→ DATA IN THIS EXERCISE
───

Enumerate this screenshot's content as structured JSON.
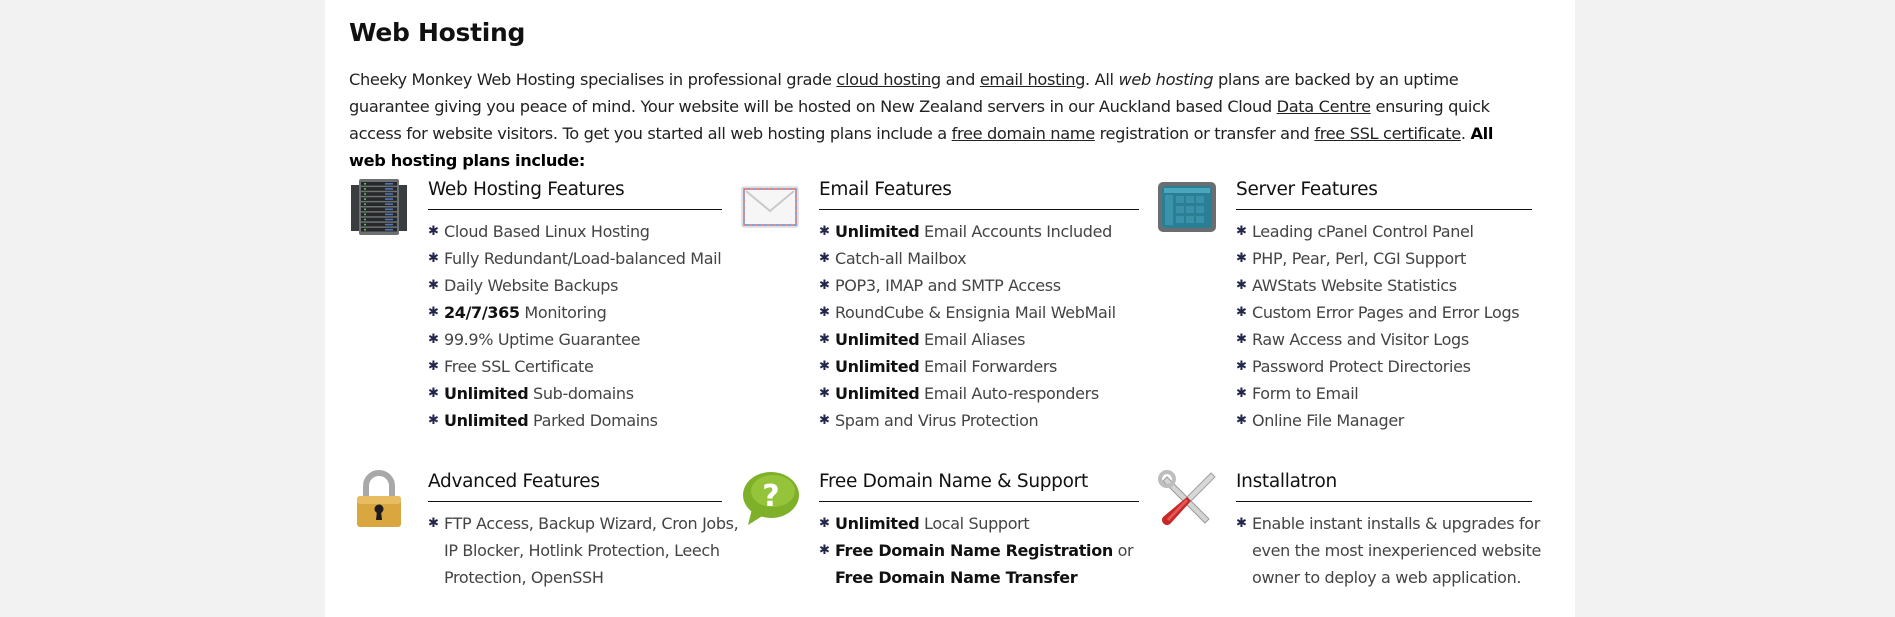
{
  "page": {
    "title": "Web Hosting",
    "intro": {
      "t1": "Cheeky Monkey Web Hosting specialises in professional grade ",
      "link_cloud": "cloud hosting",
      "t2": " and ",
      "link_email": "email hosting",
      "t3": ". All ",
      "em_web": "web hosting",
      "t4": " plans are backed by an uptime guarantee giving you peace of mind. Your website will be hosted on New Zealand servers in our Auckland based Cloud ",
      "link_datacentre": "Data Centre",
      "t5": " ensuring quick access for website visitors. To get you started all web hosting plans include a ",
      "link_domain": "free domain name",
      "t6": " registration or transfer and ",
      "link_ssl": "free SSL certificate",
      "t7": ". ",
      "strong_end": "All web hosting plans include:"
    }
  },
  "bullet_glyph": "✱",
  "features": {
    "web": {
      "icon": "server-rack-icon",
      "title": "Web Hosting Features",
      "items": [
        {
          "bold": "",
          "text": "Cloud Based Linux Hosting"
        },
        {
          "bold": "",
          "text": "Fully Redundant/Load-balanced Mail"
        },
        {
          "bold": "",
          "text": "Daily Website Backups"
        },
        {
          "bold": "24/7/365",
          "text": " Monitoring"
        },
        {
          "bold": "",
          "text": "99.9% Uptime Guarantee"
        },
        {
          "bold": "",
          "text": "Free SSL Certificate"
        },
        {
          "bold": "Unlimited",
          "text": " Sub-domains"
        },
        {
          "bold": "Unlimited",
          "text": " Parked Domains"
        }
      ]
    },
    "email": {
      "icon": "envelope-icon",
      "title": "Email Features",
      "items": [
        {
          "bold": "Unlimited",
          "text": " Email Accounts Included"
        },
        {
          "bold": "",
          "text": "Catch-all Mailbox"
        },
        {
          "bold": "",
          "text": "POP3, IMAP and SMTP Access"
        },
        {
          "bold": "",
          "text": "RoundCube & Ensignia Mail WebMail"
        },
        {
          "bold": "Unlimited",
          "text": " Email Aliases"
        },
        {
          "bold": "Unlimited",
          "text": " Email Forwarders"
        },
        {
          "bold": "Unlimited",
          "text": " Email Auto-responders"
        },
        {
          "bold": "",
          "text": "Spam and Virus Protection"
        }
      ]
    },
    "server": {
      "icon": "control-panel-icon",
      "title": "Server Features",
      "items": [
        {
          "bold": "",
          "text": "Leading cPanel Control Panel"
        },
        {
          "bold": "",
          "text": "PHP, Pear, Perl, CGI Support"
        },
        {
          "bold": "",
          "text": "AWStats Website Statistics"
        },
        {
          "bold": "",
          "text": "Custom Error Pages and Error Logs"
        },
        {
          "bold": "",
          "text": "Raw Access and Visitor Logs"
        },
        {
          "bold": "",
          "text": "Password Protect Directories"
        },
        {
          "bold": "",
          "text": "Form to Email"
        },
        {
          "bold": "",
          "text": "Online File Manager"
        }
      ]
    },
    "advanced": {
      "icon": "padlock-icon",
      "title": "Advanced Features",
      "items": [
        {
          "bold": "",
          "text": "FTP Access, Backup Wizard, Cron Jobs, IP Blocker, Hotlink Protection, Leech Protection, OpenSSH"
        }
      ]
    },
    "support": {
      "icon": "help-bubble-icon",
      "title": "Free Domain Name & Support",
      "items": [
        {
          "bold": "Unlimited",
          "text": " Local Support"
        },
        {
          "bold": "Free Domain Name Registration",
          "text": " or ",
          "bold2": "Free Domain Name Transfer"
        }
      ]
    },
    "installatron": {
      "icon": "tools-icon",
      "title": "Installatron",
      "items": [
        {
          "bold": "",
          "text": "Enable instant installs & upgrades for even the most inexperienced website owner to deploy a web application."
        }
      ]
    }
  }
}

───

→ WORK INSTRUCTIONS
Only the pictures are to be omitted; the records above must otherwise be reproduced exactly.

→ RESPONSE
Enumerate this screenshot's content as structured JSON.
{
  "page": {
    "title": "Web Hosting",
    "intro": {
      "t1": "Cheeky Monkey Web Hosting specialises in professional grade ",
      "link_cloud": "cloud hosting",
      "t2": " and ",
      "link_email": "email hosting",
      "t3": ". All ",
      "em_web": "web hosting",
      "t4": " plans are backed by an uptime guarantee giving you peace of mind. Your website will be hosted on New Zealand servers in our Auckland based Cloud ",
      "link_datacentre": "Data Centre",
      "t5": " ensuring quick access for website visitors. To get you started all web hosting plans include a ",
      "link_domain": "free domain name",
      "t6": " registration or transfer and ",
      "link_ssl": "free SSL certificate",
      "t7": ". ",
      "strong_end": "All web hosting plans include:"
    }
  },
  "bullet_glyph": "✱",
  "features": {
    "web": {
      "icon": "server-rack-icon",
      "title": "Web Hosting Features",
      "items": [
        {
          "bold": "",
          "text": "Cloud Based Linux Hosting"
        },
        {
          "bold": "",
          "text": "Fully Redundant/Load-balanced Mail"
        },
        {
          "bold": "",
          "text": "Daily Website Backups"
        },
        {
          "bold": "24/7/365",
          "text": " Monitoring"
        },
        {
          "bold": "",
          "text": "99.9% Uptime Guarantee"
        },
        {
          "bold": "",
          "text": "Free SSL Certificate"
        },
        {
          "bold": "Unlimited",
          "text": " Sub-domains"
        },
        {
          "bold": "Unlimited",
          "text": " Parked Domains"
        }
      ]
    },
    "email": {
      "icon": "envelope-icon",
      "title": "Email Features",
      "items": [
        {
          "bold": "Unlimited",
          "text": " Email Accounts Included"
        },
        {
          "bold": "",
          "text": "Catch-all Mailbox"
        },
        {
          "bold": "",
          "text": "POP3, IMAP and SMTP Access"
        },
        {
          "bold": "",
          "text": "RoundCube & Ensignia Mail WebMail"
        },
        {
          "bold": "Unlimited",
          "text": " Email Aliases"
        },
        {
          "bold": "Unlimited",
          "text": " Email Forwarders"
        },
        {
          "bold": "Unlimited",
          "text": " Email Auto-responders"
        },
        {
          "bold": "",
          "text": "Spam and Virus Protection"
        }
      ]
    },
    "server": {
      "icon": "control-panel-icon",
      "title": "Server Features",
      "items": [
        {
          "bold": "",
          "text": "Leading cPanel Control Panel"
        },
        {
          "bold": "",
          "text": "PHP, Pear, Perl, CGI Support"
        },
        {
          "bold": "",
          "text": "AWStats Website Statistics"
        },
        {
          "bold": "",
          "text": "Custom Error Pages and Error Logs"
        },
        {
          "bold": "",
          "text": "Raw Access and Visitor Logs"
        },
        {
          "bold": "",
          "text": "Password Protect Directories"
        },
        {
          "bold": "",
          "text": "Form to Email"
        },
        {
          "bold": "",
          "text": "Online File Manager"
        }
      ]
    },
    "advanced": {
      "icon": "padlock-icon",
      "title": "Advanced Features",
      "items": [
        {
          "bold": "",
          "text": "FTP Access, Backup Wizard, Cron Jobs, IP Blocker, Hotlink Protection, Leech Protection, OpenSSH"
        }
      ]
    },
    "support": {
      "icon": "help-bubble-icon",
      "title": "Free Domain Name & Support",
      "items": [
        {
          "bold": "Unlimited",
          "text": " Local Support"
        },
        {
          "bold": "Free Domain Name Registration",
          "text": " or ",
          "bold2": "Free Domain Name Transfer"
        }
      ]
    },
    "installatron": {
      "icon": "tools-icon",
      "title": "Installatron",
      "items": [
        {
          "bold": "",
          "text": "Enable instant installs & upgrades for even the most inexperienced website owner to deploy a web application."
        }
      ]
    }
  }
}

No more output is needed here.